| WRITTEN INSTRUCTION |
Restate every entry word for word.

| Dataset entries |
* * * *

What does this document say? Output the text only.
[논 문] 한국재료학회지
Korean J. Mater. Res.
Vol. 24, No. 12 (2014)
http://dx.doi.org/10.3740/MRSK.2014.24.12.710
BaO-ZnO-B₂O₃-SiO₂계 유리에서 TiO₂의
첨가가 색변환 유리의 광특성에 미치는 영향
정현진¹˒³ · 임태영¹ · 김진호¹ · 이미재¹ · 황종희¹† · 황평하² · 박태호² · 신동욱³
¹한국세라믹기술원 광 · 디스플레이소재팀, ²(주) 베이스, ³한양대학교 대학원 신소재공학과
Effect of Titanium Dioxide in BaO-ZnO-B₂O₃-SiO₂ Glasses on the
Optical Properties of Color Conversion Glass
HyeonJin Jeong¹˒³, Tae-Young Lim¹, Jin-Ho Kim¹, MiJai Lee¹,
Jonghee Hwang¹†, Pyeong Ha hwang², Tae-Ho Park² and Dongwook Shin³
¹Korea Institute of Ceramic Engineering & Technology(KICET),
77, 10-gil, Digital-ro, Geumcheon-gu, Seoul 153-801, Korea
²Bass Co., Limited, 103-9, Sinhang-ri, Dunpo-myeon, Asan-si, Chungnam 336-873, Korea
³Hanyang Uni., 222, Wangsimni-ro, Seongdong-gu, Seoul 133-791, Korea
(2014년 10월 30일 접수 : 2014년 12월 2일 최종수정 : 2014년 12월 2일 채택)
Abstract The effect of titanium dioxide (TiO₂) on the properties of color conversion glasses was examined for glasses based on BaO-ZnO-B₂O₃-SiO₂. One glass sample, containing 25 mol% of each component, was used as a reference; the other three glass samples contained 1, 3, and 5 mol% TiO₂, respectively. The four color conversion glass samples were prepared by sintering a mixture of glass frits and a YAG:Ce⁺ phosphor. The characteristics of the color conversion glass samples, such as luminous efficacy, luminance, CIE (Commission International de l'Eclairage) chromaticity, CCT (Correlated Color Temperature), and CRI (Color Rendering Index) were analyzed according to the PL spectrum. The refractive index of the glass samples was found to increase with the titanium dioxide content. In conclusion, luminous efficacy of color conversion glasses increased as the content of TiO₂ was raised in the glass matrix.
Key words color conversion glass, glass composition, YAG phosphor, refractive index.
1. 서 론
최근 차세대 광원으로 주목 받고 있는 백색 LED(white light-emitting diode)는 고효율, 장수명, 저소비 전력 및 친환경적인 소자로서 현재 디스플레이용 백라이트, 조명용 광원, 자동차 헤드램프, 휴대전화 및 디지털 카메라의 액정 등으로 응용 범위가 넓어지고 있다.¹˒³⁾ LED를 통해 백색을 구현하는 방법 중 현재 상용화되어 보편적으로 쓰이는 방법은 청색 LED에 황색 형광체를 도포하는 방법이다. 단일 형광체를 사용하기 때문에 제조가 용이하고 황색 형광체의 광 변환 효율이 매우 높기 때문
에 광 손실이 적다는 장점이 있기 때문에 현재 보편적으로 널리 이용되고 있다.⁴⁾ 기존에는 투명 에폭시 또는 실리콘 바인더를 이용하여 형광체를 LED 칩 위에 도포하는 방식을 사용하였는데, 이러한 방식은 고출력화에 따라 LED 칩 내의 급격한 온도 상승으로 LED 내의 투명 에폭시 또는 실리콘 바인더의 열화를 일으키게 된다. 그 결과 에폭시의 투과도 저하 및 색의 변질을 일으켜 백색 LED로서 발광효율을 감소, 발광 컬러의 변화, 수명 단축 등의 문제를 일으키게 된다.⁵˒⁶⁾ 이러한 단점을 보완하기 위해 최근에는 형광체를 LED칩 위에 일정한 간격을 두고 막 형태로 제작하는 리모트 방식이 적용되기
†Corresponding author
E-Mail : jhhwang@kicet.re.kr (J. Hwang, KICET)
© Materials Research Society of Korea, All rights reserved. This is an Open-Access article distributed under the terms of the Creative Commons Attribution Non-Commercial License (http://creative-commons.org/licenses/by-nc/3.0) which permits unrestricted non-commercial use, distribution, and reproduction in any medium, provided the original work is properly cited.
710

* * * *

| RESPONSE TO THE EXERCISE |
What does this document say? Output the text only.
[논 문] 한국재료학회지
Korean J. Mater. Res.
Vol. 24, No. 12 (2014)
http://dx.doi.org/10.3740/MRSK.2014.24.12.710
BaO-ZnO-B₂O₃-SiO₂계 유리에서 TiO₂의
첨가가 색변환 유리의 광특성에 미치는 영향
정현진¹˒³ · 임태영¹ · 김진호¹ · 이미재¹ · 황종희¹† · 황평하² · 박태호² · 신동욱³
¹한국세라믹기술원 광 · 디스플레이소재팀, ²(주) 베이스, ³한양대학교 대학원 신소재공학과
Effect of Titanium Dioxide in BaO-ZnO-B₂O₃-SiO₂ Glasses on the
Optical Properties of Color Conversion Glass
HyeonJin Jeong¹˒³, Tae-Young Lim¹, Jin-Ho Kim¹, MiJai Lee¹,
Jonghee Hwang¹†, Pyeong Ha hwang², Tae-Ho Park² and Dongwook Shin³
¹Korea Institute of Ceramic Engineering & Technology(KICET),
77, 10-gil, Digital-ro, Geumcheon-gu, Seoul 153-801, Korea
²Bass Co., Limited, 103-9, Sinhang-ri, Dunpo-myeon, Asan-si, Chungnam 336-873, Korea
³Hanyang Uni., 222, Wangsimni-ro, Seongdong-gu, Seoul 133-791, Korea
(2014년 10월 30일 접수 : 2014년 12월 2일 최종수정 : 2014년 12월 2일 채택)
Abstract The effect of titanium dioxide (TiO₂) on the properties of color conversion glasses was examined for glasses based on BaO-ZnO-B₂O₃-SiO₂. One glass sample, containing 25 mol% of each component, was used as a reference; the other three glass samples contained 1, 3, and 5 mol% TiO₂, respectively. The four color conversion glass samples were prepared by sintering a mixture of glass frits and a YAG:Ce⁺ phosphor. The characteristics of the color conversion glass samples, such as luminous efficacy, luminance, CIE (Commission International de l'Eclairage) chromaticity, CCT (Correlated Color Temperature), and CRI (Color Rendering Index) were analyzed according to the PL spectrum. The refractive index of the glass samples was found to increase with the titanium dioxide content. In conclusion, luminous efficacy of color conversion glasses increased as the content of TiO₂ was raised in the glass matrix.
Key words color conversion glass, glass composition, YAG phosphor, refractive index.
1. 서 론
최근 차세대 광원으로 주목 받고 있는 백색 LED(white light-emitting diode)는 고효율, 장수명, 저소비 전력 및 친환경적인 소자로서 현재 디스플레이용 백라이트, 조명용 광원, 자동차 헤드램프, 휴대전화 및 디지털 카메라의 액정 등으로 응용 범위가 넓어지고 있다.¹˒³⁾ LED를 통해 백색을 구현하는 방법 중 현재 상용화되어 보편적으로 쓰이는 방법은 청색 LED에 황색 형광체를 도포하는 방법이다. 단일 형광체를 사용하기 때문에 제조가 용이하고 황색 형광체의 광 변환 효율이 매우 높기 때문
에 광 손실이 적다는 장점이 있기 때문에 현재 보편적으로 널리 이용되고 있다.⁴⁾ 기존에는 투명 에폭시 또는 실리콘 바인더를 이용하여 형광체를 LED 칩 위에 도포하는 방식을 사용하였는데, 이러한 방식은 고출력화에 따라 LED 칩 내의 급격한 온도 상승으로 LED 내의 투명 에폭시 또는 실리콘 바인더의 열화를 일으키게 된다. 그 결과 에폭시의 투과도 저하 및 색의 변질을 일으켜 백색 LED로서 발광효율을 감소, 발광 컬러의 변화, 수명 단축 등의 문제를 일으키게 된다.⁵˒⁶⁾ 이러한 단점을 보완하기 위해 최근에는 형광체를 LED칩 위에 일정한 간격을 두고 막 형태로 제작하는 리모트 방식이 적용되기
†Corresponding author
E-Mail : jhhwang@kicet.re.kr (J. Hwang, KICET)
© Materials Research Society of Korea, All rights reserved. This is an Open-Access article distributed under the terms of the Creative Commons Attribution Non-Commercial License (http://creative-commons.org/licenses/by-nc/3.0) which permits unrestricted non-commercial use, distribution, and reproduction in any medium, provided the original work is properly cited.
710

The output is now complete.